WHAT IS REQUIRED: From the listing below, pull out every line where the string "study" appears.

════════════════

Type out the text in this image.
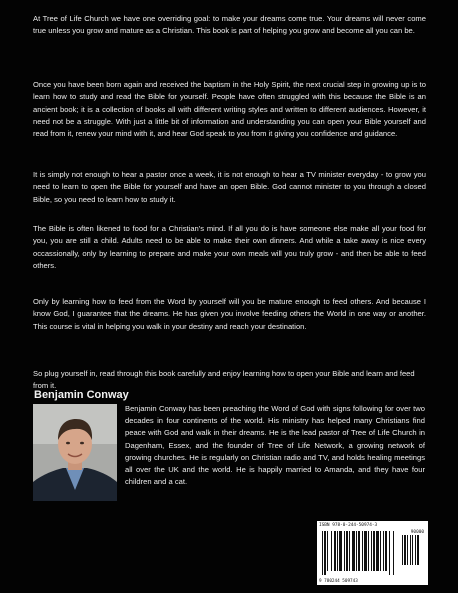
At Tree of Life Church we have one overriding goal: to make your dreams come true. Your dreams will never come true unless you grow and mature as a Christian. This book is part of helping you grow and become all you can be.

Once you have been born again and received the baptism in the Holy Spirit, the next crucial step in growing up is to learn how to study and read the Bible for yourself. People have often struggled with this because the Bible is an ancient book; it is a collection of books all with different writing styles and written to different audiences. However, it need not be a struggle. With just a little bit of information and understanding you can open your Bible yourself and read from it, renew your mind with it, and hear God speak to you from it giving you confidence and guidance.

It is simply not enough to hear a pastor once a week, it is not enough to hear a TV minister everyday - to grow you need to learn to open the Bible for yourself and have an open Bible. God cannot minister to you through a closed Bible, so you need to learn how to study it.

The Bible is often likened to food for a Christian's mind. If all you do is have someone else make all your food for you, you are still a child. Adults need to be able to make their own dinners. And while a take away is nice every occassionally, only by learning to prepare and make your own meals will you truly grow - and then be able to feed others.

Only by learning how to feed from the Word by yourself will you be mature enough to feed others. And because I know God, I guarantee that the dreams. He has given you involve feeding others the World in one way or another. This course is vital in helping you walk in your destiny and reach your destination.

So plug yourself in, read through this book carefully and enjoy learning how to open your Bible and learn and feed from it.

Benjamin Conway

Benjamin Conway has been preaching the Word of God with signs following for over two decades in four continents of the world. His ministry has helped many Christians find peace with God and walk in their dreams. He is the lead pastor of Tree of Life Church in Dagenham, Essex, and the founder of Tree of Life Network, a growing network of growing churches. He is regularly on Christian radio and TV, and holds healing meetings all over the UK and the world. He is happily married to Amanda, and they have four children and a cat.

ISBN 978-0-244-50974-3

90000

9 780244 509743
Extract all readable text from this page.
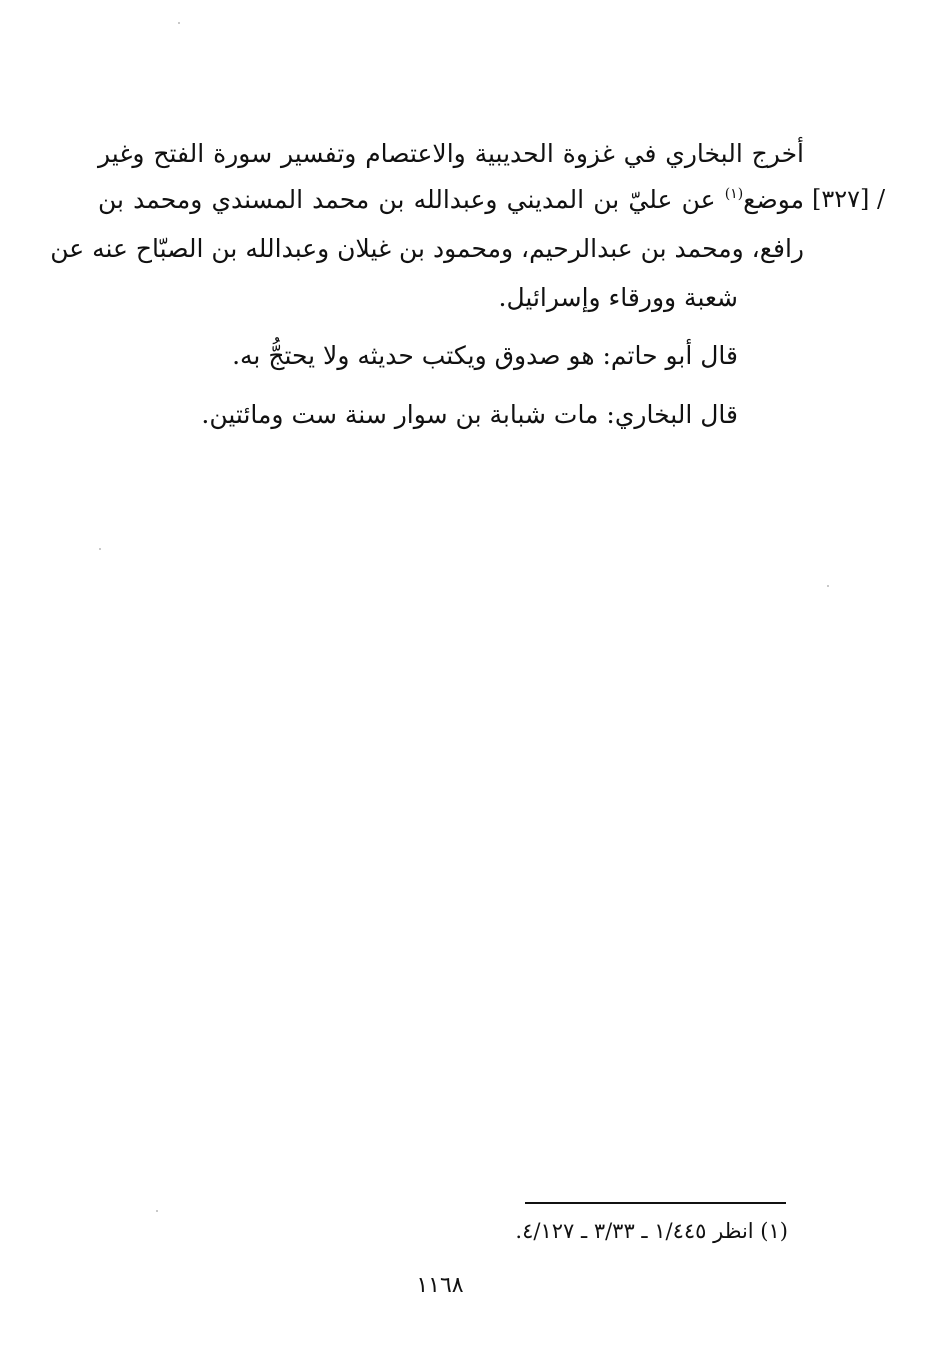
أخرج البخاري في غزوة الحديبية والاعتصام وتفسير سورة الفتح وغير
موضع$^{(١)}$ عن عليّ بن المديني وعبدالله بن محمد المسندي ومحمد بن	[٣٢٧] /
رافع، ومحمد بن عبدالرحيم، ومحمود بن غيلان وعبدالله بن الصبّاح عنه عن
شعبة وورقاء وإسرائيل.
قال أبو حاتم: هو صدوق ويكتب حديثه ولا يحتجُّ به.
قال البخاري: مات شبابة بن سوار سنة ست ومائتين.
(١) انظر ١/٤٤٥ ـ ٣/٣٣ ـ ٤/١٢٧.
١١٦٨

════════════════

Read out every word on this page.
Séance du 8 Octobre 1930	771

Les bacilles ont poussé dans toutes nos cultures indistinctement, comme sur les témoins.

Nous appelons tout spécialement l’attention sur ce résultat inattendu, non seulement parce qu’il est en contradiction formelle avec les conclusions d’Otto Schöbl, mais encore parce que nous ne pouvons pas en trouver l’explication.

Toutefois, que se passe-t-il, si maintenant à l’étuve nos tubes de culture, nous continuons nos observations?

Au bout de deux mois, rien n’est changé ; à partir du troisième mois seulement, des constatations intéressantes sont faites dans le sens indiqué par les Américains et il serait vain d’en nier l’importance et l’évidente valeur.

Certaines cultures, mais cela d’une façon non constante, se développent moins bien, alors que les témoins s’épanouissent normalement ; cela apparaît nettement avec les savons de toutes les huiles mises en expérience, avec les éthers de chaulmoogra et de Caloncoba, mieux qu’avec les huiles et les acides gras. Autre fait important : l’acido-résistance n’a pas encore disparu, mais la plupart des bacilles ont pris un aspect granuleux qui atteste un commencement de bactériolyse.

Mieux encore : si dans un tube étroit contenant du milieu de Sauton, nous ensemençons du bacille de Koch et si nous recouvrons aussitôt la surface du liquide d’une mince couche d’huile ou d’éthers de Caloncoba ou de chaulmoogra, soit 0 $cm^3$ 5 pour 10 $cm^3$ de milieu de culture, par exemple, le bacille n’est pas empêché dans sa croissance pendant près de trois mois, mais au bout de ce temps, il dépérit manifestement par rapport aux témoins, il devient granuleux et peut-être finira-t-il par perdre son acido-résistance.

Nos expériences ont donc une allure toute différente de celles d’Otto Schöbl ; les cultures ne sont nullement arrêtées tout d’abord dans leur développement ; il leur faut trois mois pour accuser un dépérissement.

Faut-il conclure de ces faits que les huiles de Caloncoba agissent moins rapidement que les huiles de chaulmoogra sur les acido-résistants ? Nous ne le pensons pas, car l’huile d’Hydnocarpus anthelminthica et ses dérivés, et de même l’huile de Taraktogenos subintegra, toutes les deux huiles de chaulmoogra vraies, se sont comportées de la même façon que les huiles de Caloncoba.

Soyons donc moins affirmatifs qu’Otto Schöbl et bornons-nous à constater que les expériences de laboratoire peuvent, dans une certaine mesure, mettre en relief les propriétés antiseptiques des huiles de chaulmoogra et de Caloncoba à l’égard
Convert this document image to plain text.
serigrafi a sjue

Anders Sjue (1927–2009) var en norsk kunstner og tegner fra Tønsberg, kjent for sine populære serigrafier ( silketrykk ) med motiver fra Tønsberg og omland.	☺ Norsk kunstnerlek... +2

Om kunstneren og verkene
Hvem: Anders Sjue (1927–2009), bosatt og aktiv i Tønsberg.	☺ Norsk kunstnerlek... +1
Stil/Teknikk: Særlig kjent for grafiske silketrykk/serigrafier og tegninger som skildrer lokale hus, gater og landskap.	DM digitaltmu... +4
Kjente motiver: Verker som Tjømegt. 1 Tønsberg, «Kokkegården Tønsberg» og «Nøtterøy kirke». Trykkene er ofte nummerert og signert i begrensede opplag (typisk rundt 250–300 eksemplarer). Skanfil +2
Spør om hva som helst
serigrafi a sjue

════════════════

TASK ANSWER:
Once you have been born again and received the baptism in the Holy Spirit, the next crucial step in growing up is to learn how to study and read the Bible for yourself. People have often struggled with this because the Bible is an ancient book; it is a collection of books all with different writing styles and written to different audiences. However, it need not be a struggle. With just a little bit of information and understanding you can open your Bible yourself and read from it, renew your mind with it, and hear God speak to you from it giving you confidence and guidance.
It is simply not enough to hear a pastor once a week, it is not enough to hear a TV minister everyday - to grow you need to learn to open the Bible for yourself and have an open Bible. God cannot minister to you through a closed Bible, so you need to learn how to study it.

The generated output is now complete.